◆ INPUT MATERIAL:
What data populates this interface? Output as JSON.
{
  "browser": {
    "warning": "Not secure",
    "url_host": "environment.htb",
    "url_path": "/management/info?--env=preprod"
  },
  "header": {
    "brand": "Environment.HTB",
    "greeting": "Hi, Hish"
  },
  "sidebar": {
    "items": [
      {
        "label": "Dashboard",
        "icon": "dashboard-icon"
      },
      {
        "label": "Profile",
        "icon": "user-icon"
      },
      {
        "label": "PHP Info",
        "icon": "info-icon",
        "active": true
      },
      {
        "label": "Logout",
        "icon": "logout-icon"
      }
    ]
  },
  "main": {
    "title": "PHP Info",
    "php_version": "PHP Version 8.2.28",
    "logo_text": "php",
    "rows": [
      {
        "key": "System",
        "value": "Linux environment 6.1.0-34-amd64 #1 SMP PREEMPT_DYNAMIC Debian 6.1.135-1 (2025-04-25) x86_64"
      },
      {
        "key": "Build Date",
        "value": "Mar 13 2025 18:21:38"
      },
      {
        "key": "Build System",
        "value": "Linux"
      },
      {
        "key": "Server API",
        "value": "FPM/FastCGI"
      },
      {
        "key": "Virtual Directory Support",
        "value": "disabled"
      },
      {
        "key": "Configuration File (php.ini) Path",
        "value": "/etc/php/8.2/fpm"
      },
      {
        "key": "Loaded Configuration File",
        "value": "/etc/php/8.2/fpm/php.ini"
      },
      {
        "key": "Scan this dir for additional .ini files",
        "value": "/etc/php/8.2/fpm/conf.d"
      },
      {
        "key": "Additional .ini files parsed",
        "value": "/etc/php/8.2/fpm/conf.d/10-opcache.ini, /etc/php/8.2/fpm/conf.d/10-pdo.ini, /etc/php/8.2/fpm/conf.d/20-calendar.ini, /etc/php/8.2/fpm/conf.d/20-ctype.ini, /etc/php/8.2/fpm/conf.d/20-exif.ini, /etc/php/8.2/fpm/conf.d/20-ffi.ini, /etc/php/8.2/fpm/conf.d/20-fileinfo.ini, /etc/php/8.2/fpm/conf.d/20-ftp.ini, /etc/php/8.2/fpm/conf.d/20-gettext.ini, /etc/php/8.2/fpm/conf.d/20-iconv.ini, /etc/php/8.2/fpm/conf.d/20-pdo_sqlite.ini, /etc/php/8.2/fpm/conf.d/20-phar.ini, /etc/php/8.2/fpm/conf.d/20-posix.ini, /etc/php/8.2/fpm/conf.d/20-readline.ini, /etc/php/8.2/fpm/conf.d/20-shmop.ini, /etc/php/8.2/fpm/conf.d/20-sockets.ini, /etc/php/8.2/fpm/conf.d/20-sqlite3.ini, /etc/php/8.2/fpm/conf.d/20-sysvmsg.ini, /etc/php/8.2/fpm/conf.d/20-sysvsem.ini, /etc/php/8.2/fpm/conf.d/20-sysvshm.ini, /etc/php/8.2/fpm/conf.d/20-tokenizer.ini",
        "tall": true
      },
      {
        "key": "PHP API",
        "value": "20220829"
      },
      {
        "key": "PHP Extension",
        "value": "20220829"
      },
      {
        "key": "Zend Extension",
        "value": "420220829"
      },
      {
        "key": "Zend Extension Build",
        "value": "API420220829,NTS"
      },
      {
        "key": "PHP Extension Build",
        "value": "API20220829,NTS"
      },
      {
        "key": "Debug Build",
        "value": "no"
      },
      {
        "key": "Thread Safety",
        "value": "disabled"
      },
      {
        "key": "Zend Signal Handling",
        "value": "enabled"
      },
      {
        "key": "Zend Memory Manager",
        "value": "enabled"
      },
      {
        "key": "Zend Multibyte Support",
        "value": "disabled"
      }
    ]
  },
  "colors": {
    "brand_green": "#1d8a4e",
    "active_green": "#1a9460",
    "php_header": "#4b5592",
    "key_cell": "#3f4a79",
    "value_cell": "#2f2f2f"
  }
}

◆ WHAT THE TASK REQUIRES:
Each line that contains the string "Extension" counts once; report how many such lines the entries have, giving only the number.

◆ PROBLEM SOLUTION:
4